— begin Data for this task —

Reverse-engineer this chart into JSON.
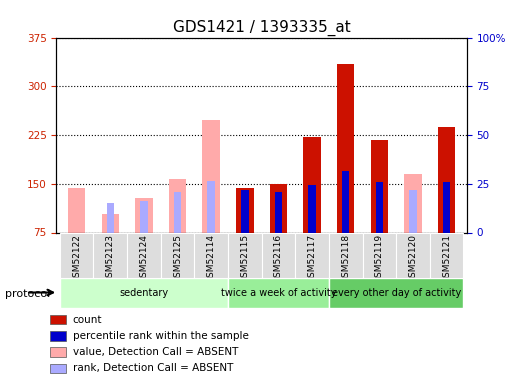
{
  "title": "GDS1421 / 1393335_at",
  "samples": [
    "GSM52122",
    "GSM52123",
    "GSM52124",
    "GSM52125",
    "GSM52114",
    "GSM52115",
    "GSM52116",
    "GSM52117",
    "GSM52118",
    "GSM52119",
    "GSM52120",
    "GSM52121"
  ],
  "groups": [
    {
      "label": "sedentary",
      "indices": [
        0,
        1,
        2,
        3,
        4
      ]
    },
    {
      "label": "twice a week of activity",
      "indices": [
        5,
        6,
        7
      ]
    },
    {
      "label": "every other day of activity",
      "indices": [
        8,
        9,
        10,
        11
      ]
    }
  ],
  "ymin": 75,
  "ymax": 375,
  "yticks_left": [
    75,
    150,
    225,
    300,
    375
  ],
  "yticks_right_vals": [
    0,
    25,
    50,
    75,
    100
  ],
  "count_color": "#cc1100",
  "rank_color": "#0000cc",
  "absent_value_color": "#ffaaaa",
  "absent_rank_color": "#aaaaff",
  "bars": [
    {
      "absent": true,
      "value": 143,
      "rank": null,
      "count": null,
      "percentile": null
    },
    {
      "absent": true,
      "value": 103,
      "rank": 120,
      "count": null,
      "percentile": null
    },
    {
      "absent": true,
      "value": 128,
      "rank": 123,
      "count": null,
      "percentile": null
    },
    {
      "absent": true,
      "value": 158,
      "rank": 138,
      "count": null,
      "percentile": null
    },
    {
      "absent": true,
      "value": 248,
      "rank": 155,
      "count": null,
      "percentile": null
    },
    {
      "absent": false,
      "value": null,
      "rank": null,
      "count": 143,
      "percentile": 140
    },
    {
      "absent": false,
      "value": null,
      "rank": null,
      "count": 150,
      "percentile": 138
    },
    {
      "absent": false,
      "value": null,
      "rank": null,
      "count": 222,
      "percentile": 148
    },
    {
      "absent": false,
      "value": null,
      "rank": null,
      "count": 335,
      "percentile": 170
    },
    {
      "absent": false,
      "value": null,
      "rank": null,
      "count": 218,
      "percentile": 152
    },
    {
      "absent": true,
      "value": 165,
      "rank": 140,
      "count": null,
      "percentile": null
    },
    {
      "absent": false,
      "value": null,
      "rank": null,
      "count": 238,
      "percentile": 153
    }
  ],
  "legend_items": [
    {
      "label": "count",
      "color": "#cc1100"
    },
    {
      "label": "percentile rank within the sample",
      "color": "#0000cc"
    },
    {
      "label": "value, Detection Call = ABSENT",
      "color": "#ffaaaa"
    },
    {
      "label": "rank, Detection Call = ABSENT",
      "color": "#aaaaff"
    }
  ],
  "group_colors": [
    "#ccffcc",
    "#99ee99",
    "#66cc66"
  ],
  "title_fontsize": 11,
  "tick_fontsize": 7.5,
  "label_fontsize": 8
}
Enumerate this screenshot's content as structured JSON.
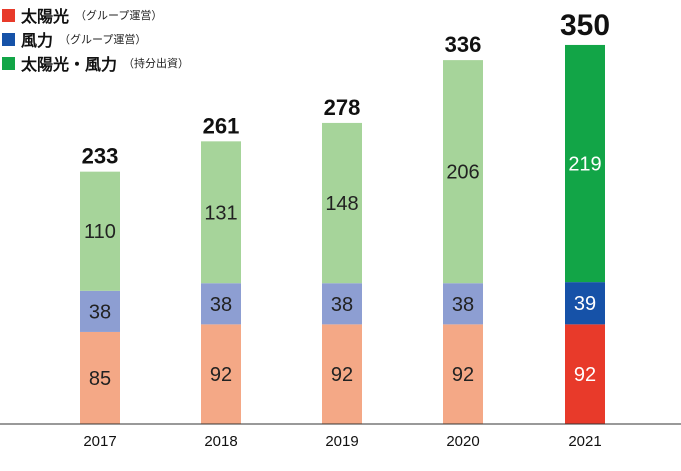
{
  "chart_data": {
    "type": "bar",
    "stacked": true,
    "categories": [
      "2017",
      "2018",
      "2019",
      "2020",
      "2021"
    ],
    "series": [
      {
        "name": "太陽光",
        "note": "（グループ運営）",
        "values": [
          85,
          92,
          92,
          92,
          92
        ],
        "colors": [
          "#f4a886",
          "#f4a886",
          "#f4a886",
          "#f4a886",
          "#e83a2a"
        ]
      },
      {
        "name": "風力",
        "note": "（グループ運営）",
        "values": [
          38,
          38,
          38,
          38,
          39
        ],
        "colors": [
          "#8d9ed2",
          "#8d9ed2",
          "#8d9ed2",
          "#8d9ed2",
          "#1652a8"
        ]
      },
      {
        "name": "太陽光・風力",
        "note": "（持分出資）",
        "values": [
          110,
          131,
          148,
          206,
          219
        ],
        "colors": [
          "#a6d49a",
          "#a6d49a",
          "#a6d49a",
          "#a6d49a",
          "#12a547"
        ]
      }
    ],
    "totals": [
      233,
      261,
      278,
      336,
      350
    ],
    "ylim": [
      0,
      350
    ],
    "grid": false,
    "legend_position": "top-left",
    "legend_colors": [
      "#e83a2a",
      "#1652a8",
      "#12a547"
    ]
  }
}
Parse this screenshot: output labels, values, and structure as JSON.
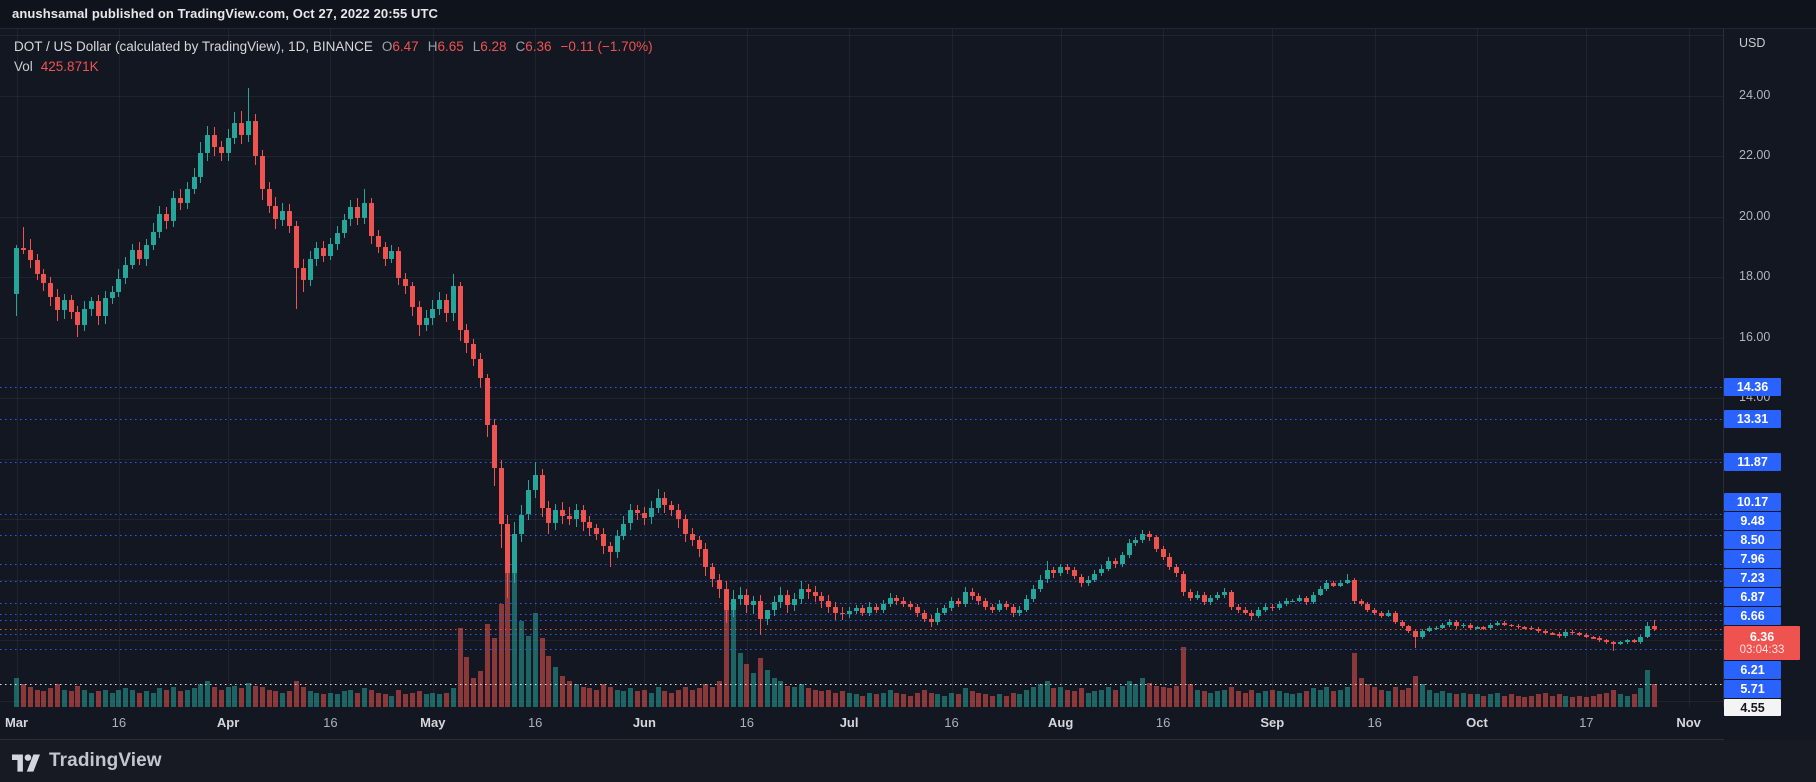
{
  "attribution": {
    "text": "anushsamal published on TradingView.com, Oct 27, 2022 20:55 UTC"
  },
  "legend": {
    "title": "DOT / US Dollar (calculated by TradingView), 1D, BINANCE",
    "ohlc": [
      {
        "label": "O",
        "value": "6.47"
      },
      {
        "label": "H",
        "value": "6.65"
      },
      {
        "label": "L",
        "value": "6.28"
      },
      {
        "label": "C",
        "value": "6.36"
      }
    ],
    "change": "−0.11 (−1.70%)",
    "vol_label": "Vol",
    "vol_value": "425.871K"
  },
  "price_axis": {
    "currency": "USD",
    "ticks": [
      {
        "price": 24,
        "label": "24.00"
      },
      {
        "price": 22,
        "label": "22.00"
      },
      {
        "price": 20,
        "label": "20.00"
      },
      {
        "price": 18,
        "label": "18.00"
      },
      {
        "price": 16,
        "label": "16.00"
      },
      {
        "price": 14,
        "label": "14.00"
      }
    ]
  },
  "footer": {
    "brand": "TradingView"
  },
  "colors": {
    "background": "#131722",
    "up": "#26a69a",
    "down": "#ef5350",
    "up_vol": "rgba(38,166,154,0.55)",
    "down_vol": "rgba(239,83,80,0.55)",
    "grid": "rgba(255,255,255,0.055)",
    "alert_line": "#2962ff",
    "last_price_line": "#ef5350",
    "eta_line": "#e8e8e8",
    "axis_text": "#b2b5be"
  },
  "chart_data": {
    "type": "candlestick",
    "symbol": "DOT / US Dollar",
    "exchange": "BINANCE",
    "interval": "1D",
    "start_date": "2022-03-01",
    "end_date": "2022-10-27",
    "price_range_visible": [
      4.0,
      26.0
    ],
    "last_close": 6.36,
    "open_first": 17.45,
    "closes": [
      18.95,
      18.9,
      18.55,
      18.1,
      17.8,
      17.35,
      16.9,
      17.25,
      16.85,
      16.4,
      16.95,
      17.2,
      16.7,
      17.3,
      17.5,
      17.95,
      18.4,
      18.9,
      18.6,
      19.05,
      19.5,
      20.1,
      19.85,
      20.6,
      20.45,
      20.9,
      21.3,
      22.1,
      22.7,
      22.3,
      22.1,
      22.6,
      23.1,
      22.7,
      23.15,
      22.0,
      20.9,
      20.35,
      19.9,
      20.2,
      19.7,
      18.3,
      17.9,
      18.6,
      18.95,
      18.7,
      19.1,
      19.45,
      19.9,
      20.3,
      19.95,
      20.45,
      19.35,
      19.0,
      18.6,
      18.85,
      17.95,
      17.7,
      17.0,
      16.4,
      16.65,
      16.95,
      17.25,
      16.8,
      17.7,
      16.25,
      15.8,
      15.3,
      14.65,
      13.1,
      11.7,
      9.85,
      8.2,
      9.5,
      10.15,
      10.95,
      11.45,
      10.35,
      9.85,
      10.3,
      10.1,
      10.0,
      10.3,
      9.9,
      9.7,
      9.5,
      9.1,
      8.9,
      9.45,
      9.85,
      10.3,
      10.2,
      10.05,
      10.35,
      10.7,
      10.45,
      10.3,
      10.0,
      9.5,
      9.3,
      9.0,
      8.4,
      8.0,
      7.7,
      7.0,
      7.35,
      7.5,
      7.15,
      7.3,
      6.7,
      7.0,
      7.25,
      7.5,
      7.15,
      7.35,
      7.7,
      7.6,
      7.45,
      7.3,
      7.1,
      6.9,
      6.85,
      6.95,
      7.05,
      6.9,
      7.1,
      7.0,
      7.2,
      7.4,
      7.3,
      7.2,
      7.1,
      6.9,
      6.7,
      6.6,
      6.9,
      7.05,
      7.3,
      7.2,
      7.6,
      7.45,
      7.3,
      7.1,
      7.0,
      7.2,
      7.1,
      6.9,
      7.0,
      7.35,
      7.7,
      8.0,
      8.3,
      8.2,
      8.4,
      8.3,
      8.1,
      7.9,
      8.0,
      8.2,
      8.35,
      8.6,
      8.5,
      8.8,
      9.2,
      9.3,
      9.5,
      9.4,
      9.0,
      8.75,
      8.4,
      8.2,
      7.6,
      7.4,
      7.5,
      7.25,
      7.4,
      7.5,
      7.6,
      7.1,
      7.0,
      6.9,
      6.8,
      7.0,
      7.1,
      7.05,
      7.2,
      7.3,
      7.3,
      7.4,
      7.25,
      7.5,
      7.7,
      7.9,
      7.8,
      7.9,
      8.0,
      7.3,
      7.2,
      7.0,
      6.9,
      6.8,
      6.9,
      6.6,
      6.45,
      6.3,
      6.1,
      6.3,
      6.4,
      6.4,
      6.5,
      6.6,
      6.45,
      6.5,
      6.4,
      6.42,
      6.4,
      6.5,
      6.58,
      6.5,
      6.48,
      6.42,
      6.4,
      6.38,
      6.3,
      6.22,
      6.2,
      6.12,
      6.28,
      6.22,
      6.18,
      6.1,
      6.08,
      6.0,
      5.92,
      5.88,
      5.92,
      6.0,
      5.95,
      6.1,
      6.47,
      6.36
    ],
    "highs": [
      19.05,
      19.65,
      19.25,
      18.75,
      18.25,
      18.0,
      17.6,
      17.45,
      17.4,
      17.05,
      17.2,
      17.35,
      17.4,
      17.55,
      17.7,
      18.25,
      18.65,
      19.1,
      19.15,
      19.25,
      19.8,
      20.35,
      20.3,
      20.85,
      20.9,
      21.15,
      21.6,
      22.45,
      23.0,
      22.95,
      22.5,
      22.9,
      23.45,
      23.5,
      24.25,
      23.4,
      22.2,
      21.15,
      20.65,
      20.45,
      20.4,
      19.85,
      18.6,
      18.85,
      19.15,
      19.2,
      19.3,
      19.7,
      20.1,
      20.55,
      20.6,
      20.9,
      20.6,
      19.55,
      19.15,
      19.05,
      19.0,
      18.15,
      17.85,
      17.2,
      16.9,
      17.25,
      17.5,
      17.45,
      18.1,
      17.85,
      16.45,
      15.95,
      15.5,
      14.8,
      13.3,
      11.95,
      10.15,
      9.9,
      10.45,
      11.3,
      11.87,
      11.65,
      10.6,
      10.5,
      10.55,
      10.4,
      10.5,
      10.45,
      10.1,
      9.85,
      9.7,
      9.25,
      9.65,
      10.1,
      10.5,
      10.45,
      10.4,
      10.6,
      11.0,
      10.9,
      10.6,
      10.5,
      10.15,
      9.7,
      9.45,
      9.2,
      8.55,
      8.2,
      7.95,
      7.65,
      7.75,
      7.7,
      7.45,
      7.5,
      6.95,
      7.45,
      7.75,
      7.65,
      7.55,
      7.95,
      7.85,
      7.8,
      7.6,
      7.5,
      7.25,
      7.1,
      7.1,
      7.17,
      7.15,
      7.25,
      7.2,
      7.32,
      7.55,
      7.5,
      7.42,
      7.3,
      7.18,
      7.0,
      6.82,
      7.05,
      7.15,
      7.42,
      7.4,
      7.75,
      7.72,
      7.55,
      7.38,
      7.2,
      7.32,
      7.3,
      7.18,
      7.12,
      7.5,
      7.82,
      8.15,
      8.6,
      8.42,
      8.52,
      8.5,
      8.42,
      8.2,
      8.12,
      8.3,
      8.47,
      8.75,
      8.7,
      8.92,
      9.35,
      9.42,
      9.63,
      9.6,
      9.48,
      9.1,
      8.87,
      8.5,
      8.28,
      7.7,
      7.62,
      7.6,
      7.48,
      7.6,
      7.72,
      7.65,
      7.18,
      7.1,
      6.98,
      7.1,
      7.22,
      7.18,
      7.3,
      7.38,
      7.36,
      7.48,
      7.46,
      7.6,
      7.78,
      8.0,
      7.96,
      7.98,
      8.2,
      8.05,
      7.36,
      7.25,
      7.06,
      6.95,
      6.98,
      6.95,
      6.66,
      6.5,
      6.36,
      6.38,
      6.46,
      6.45,
      6.56,
      6.68,
      6.65,
      6.56,
      6.55,
      6.48,
      6.47,
      6.56,
      6.63,
      6.64,
      6.54,
      6.53,
      6.46,
      6.45,
      6.42,
      6.35,
      6.26,
      6.25,
      6.34,
      6.32,
      6.27,
      6.22,
      6.15,
      6.12,
      6.05,
      5.96,
      5.98,
      6.05,
      6.04,
      6.18,
      6.6,
      6.65
    ],
    "lows": [
      16.7,
      18.75,
      18.3,
      17.9,
      17.55,
      17.05,
      16.55,
      16.6,
      16.6,
      16.0,
      16.2,
      16.7,
      16.4,
      16.45,
      17.1,
      17.35,
      17.75,
      18.25,
      18.4,
      18.35,
      18.9,
      19.3,
      19.6,
      19.65,
      20.2,
      20.25,
      20.75,
      21.1,
      21.85,
      22.0,
      21.85,
      21.85,
      22.4,
      22.4,
      22.45,
      21.7,
      20.55,
      20.1,
      19.6,
      19.7,
      19.45,
      16.95,
      17.5,
      17.7,
      18.35,
      18.5,
      18.55,
      18.9,
      19.3,
      19.7,
      19.7,
      19.75,
      19.1,
      18.8,
      18.35,
      18.45,
      17.75,
      17.45,
      16.7,
      16.05,
      16.2,
      16.4,
      16.75,
      16.5,
      16.55,
      15.9,
      15.5,
      15.05,
      14.35,
      12.7,
      11.1,
      9.05,
      7.4,
      7.9,
      9.25,
      9.95,
      10.7,
      10.05,
      9.5,
      9.65,
      9.85,
      9.8,
      9.75,
      9.6,
      9.45,
      9.3,
      8.85,
      8.4,
      8.7,
      9.3,
      9.65,
      9.95,
      9.8,
      9.85,
      10.2,
      10.2,
      10.1,
      9.7,
      9.25,
      9.1,
      8.75,
      8.1,
      7.75,
      7.4,
      6.55,
      6.75,
      7.15,
      6.9,
      6.85,
      6.16,
      6.5,
      6.8,
      7.05,
      6.9,
      6.95,
      7.2,
      7.35,
      7.25,
      7.05,
      6.9,
      6.65,
      6.65,
      6.73,
      6.85,
      6.78,
      6.8,
      6.88,
      6.9,
      7.08,
      7.15,
      7.1,
      6.98,
      6.75,
      6.58,
      6.42,
      6.5,
      6.82,
      6.95,
      7.08,
      7.1,
      7.33,
      7.15,
      6.98,
      6.9,
      6.92,
      6.98,
      6.75,
      6.8,
      6.92,
      7.25,
      7.58,
      7.9,
      8.05,
      8.1,
      8.18,
      8.0,
      7.75,
      7.8,
      7.92,
      8.1,
      8.27,
      8.38,
      8.42,
      8.7,
      9.12,
      9.2,
      9.28,
      8.9,
      8.63,
      8.3,
      8.08,
      7.45,
      7.28,
      7.32,
      7.15,
      7.17,
      7.32,
      7.4,
      6.98,
      6.9,
      6.82,
      6.66,
      6.72,
      6.92,
      6.95,
      6.99,
      7.12,
      7.24,
      7.25,
      7.17,
      7.19,
      7.45,
      7.62,
      7.74,
      7.75,
      7.84,
      7.18,
      7.12,
      6.94,
      6.82,
      6.74,
      6.75,
      6.52,
      6.39,
      6.22,
      5.72,
      6.04,
      6.25,
      6.34,
      6.35,
      6.44,
      6.37,
      6.4,
      6.34,
      6.35,
      6.34,
      6.36,
      6.45,
      6.46,
      6.43,
      6.38,
      6.35,
      6.34,
      6.24,
      6.17,
      6.16,
      6.06,
      6.08,
      6.17,
      6.14,
      6.05,
      6.04,
      5.94,
      5.87,
      5.65,
      5.83,
      5.88,
      5.89,
      5.88,
      6.05,
      6.28
    ],
    "volumes_rel": [
      0.2,
      0.16,
      0.14,
      0.12,
      0.11,
      0.13,
      0.16,
      0.12,
      0.11,
      0.15,
      0.12,
      0.1,
      0.11,
      0.12,
      0.1,
      0.12,
      0.13,
      0.12,
      0.1,
      0.11,
      0.1,
      0.13,
      0.12,
      0.14,
      0.11,
      0.12,
      0.13,
      0.16,
      0.18,
      0.14,
      0.12,
      0.14,
      0.15,
      0.13,
      0.17,
      0.15,
      0.14,
      0.12,
      0.11,
      0.1,
      0.11,
      0.18,
      0.14,
      0.11,
      0.1,
      0.09,
      0.1,
      0.09,
      0.11,
      0.12,
      0.1,
      0.13,
      0.12,
      0.1,
      0.09,
      0.08,
      0.12,
      0.09,
      0.1,
      0.11,
      0.09,
      0.1,
      0.09,
      0.1,
      0.13,
      0.55,
      0.35,
      0.2,
      0.25,
      0.58,
      0.48,
      0.72,
      1.0,
      0.95,
      0.6,
      0.5,
      0.66,
      0.48,
      0.36,
      0.28,
      0.22,
      0.18,
      0.16,
      0.14,
      0.13,
      0.12,
      0.16,
      0.14,
      0.12,
      0.11,
      0.13,
      0.11,
      0.12,
      0.1,
      0.14,
      0.11,
      0.1,
      0.12,
      0.14,
      0.12,
      0.13,
      0.16,
      0.14,
      0.18,
      0.72,
      0.68,
      0.38,
      0.3,
      0.24,
      0.34,
      0.26,
      0.2,
      0.18,
      0.15,
      0.14,
      0.16,
      0.13,
      0.12,
      0.11,
      0.12,
      0.1,
      0.11,
      0.1,
      0.09,
      0.08,
      0.1,
      0.09,
      0.1,
      0.12,
      0.1,
      0.09,
      0.08,
      0.1,
      0.12,
      0.1,
      0.09,
      0.08,
      0.1,
      0.09,
      0.13,
      0.11,
      0.1,
      0.09,
      0.08,
      0.09,
      0.08,
      0.1,
      0.09,
      0.12,
      0.14,
      0.16,
      0.18,
      0.13,
      0.14,
      0.12,
      0.11,
      0.13,
      0.1,
      0.11,
      0.12,
      0.14,
      0.12,
      0.15,
      0.18,
      0.16,
      0.2,
      0.17,
      0.15,
      0.14,
      0.13,
      0.15,
      0.42,
      0.16,
      0.12,
      0.11,
      0.1,
      0.11,
      0.12,
      0.14,
      0.11,
      0.1,
      0.12,
      0.1,
      0.11,
      0.12,
      0.11,
      0.1,
      0.09,
      0.1,
      0.11,
      0.13,
      0.12,
      0.14,
      0.11,
      0.12,
      0.14,
      0.38,
      0.2,
      0.16,
      0.14,
      0.12,
      0.11,
      0.14,
      0.12,
      0.13,
      0.22,
      0.16,
      0.12,
      0.1,
      0.11,
      0.1,
      0.09,
      0.1,
      0.09,
      0.09,
      0.08,
      0.09,
      0.1,
      0.08,
      0.09,
      0.08,
      0.07,
      0.08,
      0.09,
      0.1,
      0.08,
      0.09,
      0.08,
      0.07,
      0.08,
      0.07,
      0.08,
      0.09,
      0.1,
      0.12,
      0.09,
      0.08,
      0.09,
      0.13,
      0.26,
      0.16
    ],
    "price_lines": [
      {
        "price": 14.36,
        "label": "14.36",
        "type": "alert"
      },
      {
        "price": 13.31,
        "label": "13.31",
        "type": "alert"
      },
      {
        "price": 11.87,
        "label": "11.87",
        "type": "alert"
      },
      {
        "price": 10.17,
        "label": "10.17",
        "type": "alert"
      },
      {
        "price": 9.48,
        "label": "9.48",
        "type": "alert"
      },
      {
        "price": 8.5,
        "label": "8.50",
        "type": "alert"
      },
      {
        "price": 7.96,
        "label": "7.96",
        "type": "alert"
      },
      {
        "price": 7.23,
        "label": "7.23",
        "type": "alert"
      },
      {
        "price": 6.87,
        "label": "6.87",
        "type": "alert"
      },
      {
        "price": 6.66,
        "label": "6.66",
        "type": "alert"
      },
      {
        "price": 6.36,
        "label": "6.36",
        "type": "last",
        "countdown": "03:04:33"
      },
      {
        "price": 6.21,
        "label": "6.21",
        "type": "alert"
      },
      {
        "price": 5.71,
        "label": "5.71",
        "type": "alert"
      },
      {
        "price": 4.55,
        "label": "4.55",
        "type": "eta"
      }
    ],
    "time_labels": [
      {
        "label": "Mar",
        "day": 0,
        "major": true
      },
      {
        "label": "16",
        "day": 15,
        "major": false
      },
      {
        "label": "Apr",
        "day": 31,
        "major": true
      },
      {
        "label": "16",
        "day": 46,
        "major": false
      },
      {
        "label": "May",
        "day": 61,
        "major": true
      },
      {
        "label": "16",
        "day": 76,
        "major": false
      },
      {
        "label": "Jun",
        "day": 92,
        "major": true
      },
      {
        "label": "16",
        "day": 107,
        "major": false
      },
      {
        "label": "Jul",
        "day": 122,
        "major": true
      },
      {
        "label": "16",
        "day": 137,
        "major": false
      },
      {
        "label": "Aug",
        "day": 153,
        "major": true
      },
      {
        "label": "16",
        "day": 168,
        "major": false
      },
      {
        "label": "Sep",
        "day": 184,
        "major": true
      },
      {
        "label": "16",
        "day": 199,
        "major": false
      },
      {
        "label": "Oct",
        "day": 214,
        "major": true
      },
      {
        "label": "17",
        "day": 230,
        "major": false
      },
      {
        "label": "Nov",
        "day": 245,
        "major": true
      }
    ],
    "grid_price_step": 2,
    "legend_position": "top-left"
  }
}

— end Data for this task —

● What the exercise asks
Filter the data, keeping only the lines that contain "screenshot".

● Written solution
Enumerate this screenshot's content as structured JSON.
Parse this screenshot: output labels, values, and structure as JSON.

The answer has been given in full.